** Input for this task **
** BEGIN **
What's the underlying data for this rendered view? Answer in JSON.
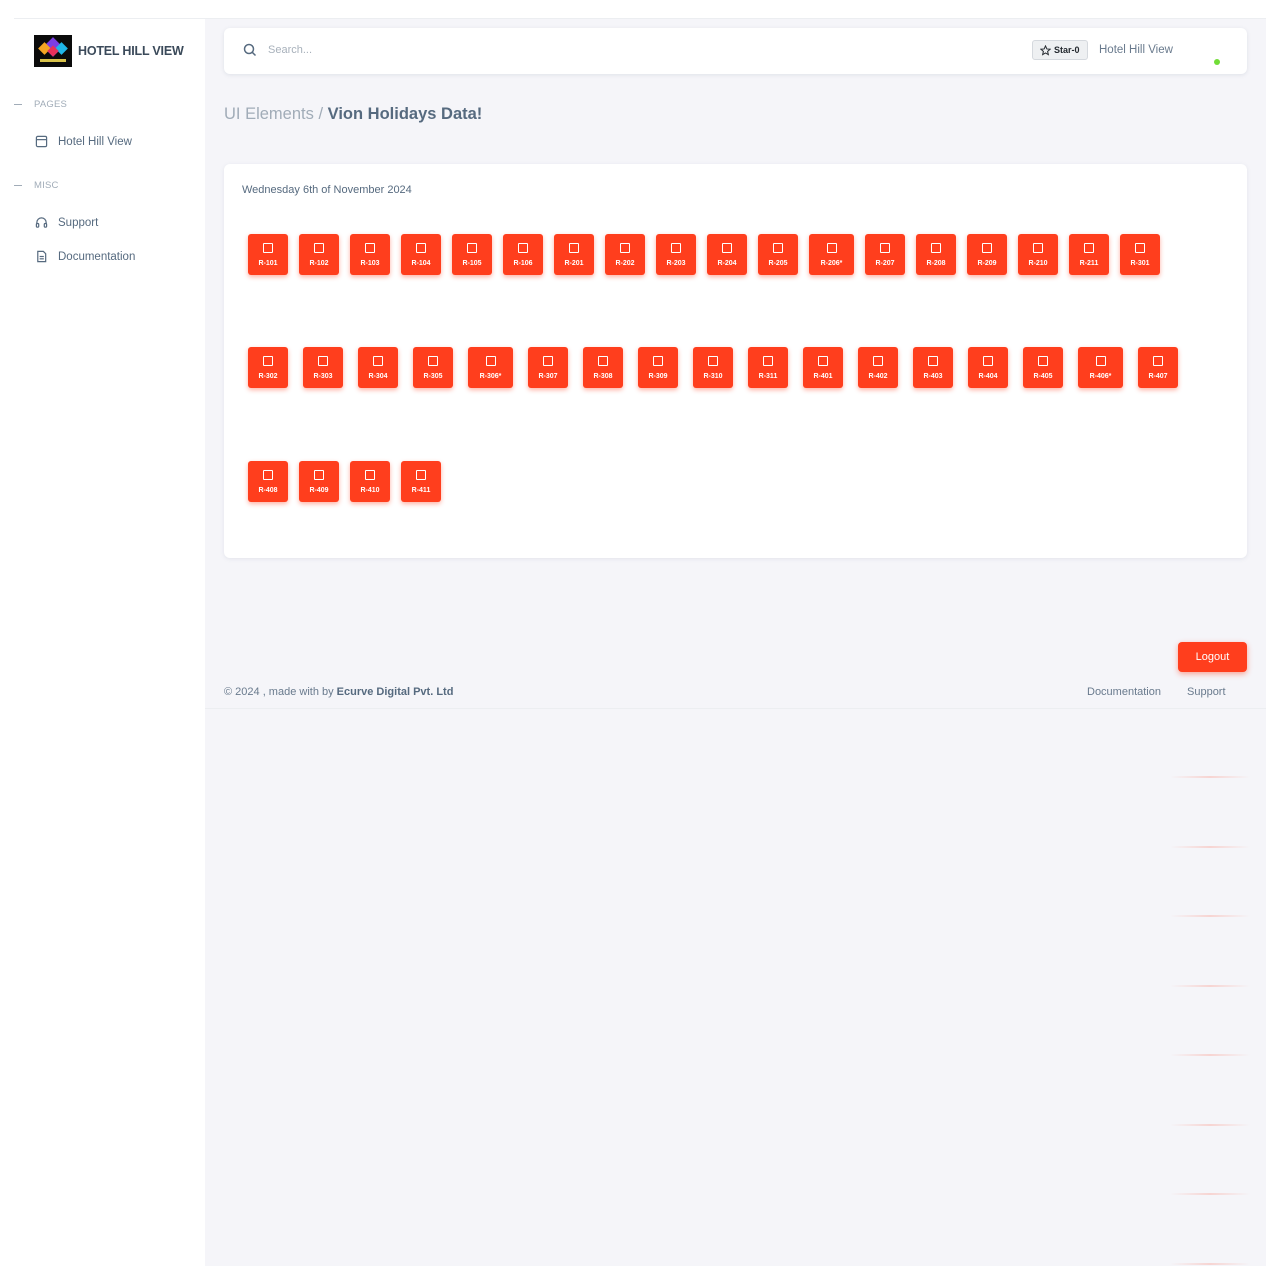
{
  "brand": {
    "name": "HOTEL HILL VIEW"
  },
  "sidebar": {
    "sections": [
      {
        "header": "PAGES",
        "items": [
          {
            "label": "Hotel Hill View",
            "icon": "layout-icon"
          }
        ]
      },
      {
        "header": "MISC",
        "items": [
          {
            "label": "Support",
            "icon": "headset-icon"
          },
          {
            "label": "Documentation",
            "icon": "document-icon"
          }
        ]
      }
    ]
  },
  "navbar": {
    "search_placeholder": "Search...",
    "star_label": "Star",
    "star_count": "0",
    "user_name": "Hotel Hill View"
  },
  "breadcrumb": {
    "parent": "UI Elements",
    "separator": " / ",
    "current": "Vion Holidays Data!"
  },
  "card": {
    "date": "Wednesday 6th of November 2024",
    "rooms": [
      [
        "R-101",
        "R-102",
        "R-103",
        "R-104",
        "R-105",
        "R-106",
        "R-201",
        "R-202",
        "R-203",
        "R-204",
        "R-205",
        "R-206*",
        "R-207",
        "R-208",
        "R-209",
        "R-210",
        "R-211",
        "R-301"
      ],
      [
        "R-302",
        "R-303",
        "R-304",
        "R-305",
        "R-306*",
        "R-307",
        "R-308",
        "R-309",
        "R-310",
        "R-311",
        "R-401",
        "R-402",
        "R-403",
        "R-404",
        "R-405",
        "R-406*",
        "R-407"
      ],
      [
        "R-408",
        "R-409",
        "R-410",
        "R-411"
      ]
    ],
    "room_color": "#ff3e1d"
  },
  "logout_label": "Logout",
  "footer": {
    "copyright_prefix": "© 2024 , made with by ",
    "company": "Ecurve Digital Pvt. Ltd",
    "links": [
      "Documentation",
      "Support"
    ]
  },
  "colors": {
    "accent": "#ff3e1d",
    "background": "#f5f5f9",
    "text": "#566a7f",
    "online": "#71dd37"
  }
}
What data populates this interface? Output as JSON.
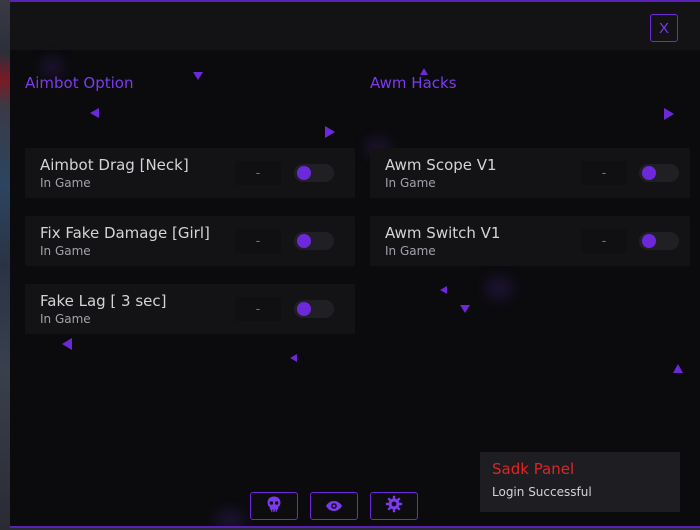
{
  "window": {
    "close_label": "X"
  },
  "sections": {
    "left_title": "Aimbot Option",
    "right_title": "Awm Hacks"
  },
  "options_left": [
    {
      "name": "Aimbot Drag [Neck]",
      "sub": "In Game",
      "key": "-",
      "enabled": false
    },
    {
      "name": "Fix Fake Damage [Girl]",
      "sub": "In Game",
      "key": "-",
      "enabled": false
    },
    {
      "name": "Fake Lag [ 3 sec]",
      "sub": "In Game",
      "key": "-",
      "enabled": false
    }
  ],
  "options_right": [
    {
      "name": "Awm Scope V1",
      "sub": "In Game",
      "key": "-",
      "enabled": false
    },
    {
      "name": "Awm Switch V1",
      "sub": "In Game",
      "key": "-",
      "enabled": false
    }
  ],
  "bottom_icons": [
    "skull-icon",
    "eye-icon",
    "gear-icon"
  ],
  "toast": {
    "title": "Sadk Panel",
    "message": "Login Successful"
  },
  "colors": {
    "accent": "#7c3aed",
    "toast_title": "#dc2626",
    "background": "#0b0b0e"
  }
}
** END **
** Description of the task **
Return only the number of lines in the data that contain "Documentation".

** Full solution **
2